→ **WHAT THE EXERCISE ASKS**:
Reproduce the records below exactly as they appear, omitting any pictures they contain.

— Begin THE DATA —

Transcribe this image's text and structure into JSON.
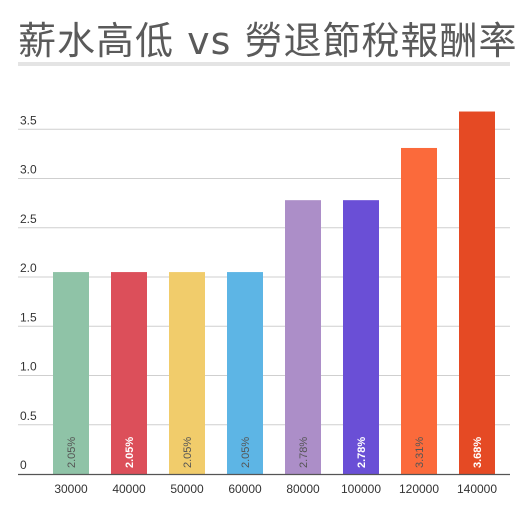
{
  "chart_data": {
    "type": "bar",
    "title": "薪水高低 vs 勞退節稅報酬率",
    "xlabel": "",
    "ylabel": "",
    "ylim": [
      0,
      3.75
    ],
    "yticks": [
      0,
      0.5,
      1.0,
      1.5,
      2.0,
      2.5,
      3.0,
      3.5
    ],
    "ytick_labels": [
      "0",
      "0.5",
      "1.0",
      "1.5",
      "2.0",
      "2.5",
      "3.0",
      "3.5"
    ],
    "grid": true,
    "legend": "none",
    "categories": [
      "30000",
      "40000",
      "50000",
      "60000",
      "80000",
      "100000",
      "120000",
      "140000"
    ],
    "values": [
      2.05,
      2.05,
      2.05,
      2.05,
      2.78,
      2.78,
      3.31,
      3.68
    ],
    "data_labels": [
      "2.05%",
      "2.05%",
      "2.05%",
      "2.05%",
      "2.78%",
      "2.78%",
      "3.31%",
      "3.68%"
    ],
    "colors": [
      "#8fc3a7",
      "#dc4f5a",
      "#f1cc6b",
      "#5db5e5",
      "#ac8ec8",
      "#6a4fd6",
      "#fb6a3b",
      "#e54a24"
    ],
    "label_colors": [
      "#555555",
      "#ffffff",
      "#555555",
      "#555555",
      "#555555",
      "#ffffff",
      "#555555",
      "#ffffff"
    ],
    "label_bold": [
      false,
      true,
      false,
      false,
      false,
      true,
      false,
      true
    ]
  }
}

— End THE DATA —

→ **TASK ANSWER**:
Transcribe this image's text and structure into JSON.
{
  "chart_data": {
    "type": "bar",
    "title": "薪水高低 vs 勞退節稅報酬率",
    "xlabel": "",
    "ylabel": "",
    "ylim": [
      0,
      3.75
    ],
    "yticks": [
      0,
      0.5,
      1.0,
      1.5,
      2.0,
      2.5,
      3.0,
      3.5
    ],
    "ytick_labels": [
      "0",
      "0.5",
      "1.0",
      "1.5",
      "2.0",
      "2.5",
      "3.0",
      "3.5"
    ],
    "grid": true,
    "legend": "none",
    "categories": [
      "30000",
      "40000",
      "50000",
      "60000",
      "80000",
      "100000",
      "120000",
      "140000"
    ],
    "values": [
      2.05,
      2.05,
      2.05,
      2.05,
      2.78,
      2.78,
      3.31,
      3.68
    ],
    "data_labels": [
      "2.05%",
      "2.05%",
      "2.05%",
      "2.05%",
      "2.78%",
      "2.78%",
      "3.31%",
      "3.68%"
    ],
    "colors": [
      "#8fc3a7",
      "#dc4f5a",
      "#f1cc6b",
      "#5db5e5",
      "#ac8ec8",
      "#6a4fd6",
      "#fb6a3b",
      "#e54a24"
    ],
    "label_colors": [
      "#555555",
      "#ffffff",
      "#555555",
      "#555555",
      "#555555",
      "#ffffff",
      "#555555",
      "#ffffff"
    ],
    "label_bold": [
      false,
      true,
      false,
      false,
      false,
      true,
      false,
      true
    ]
  }
}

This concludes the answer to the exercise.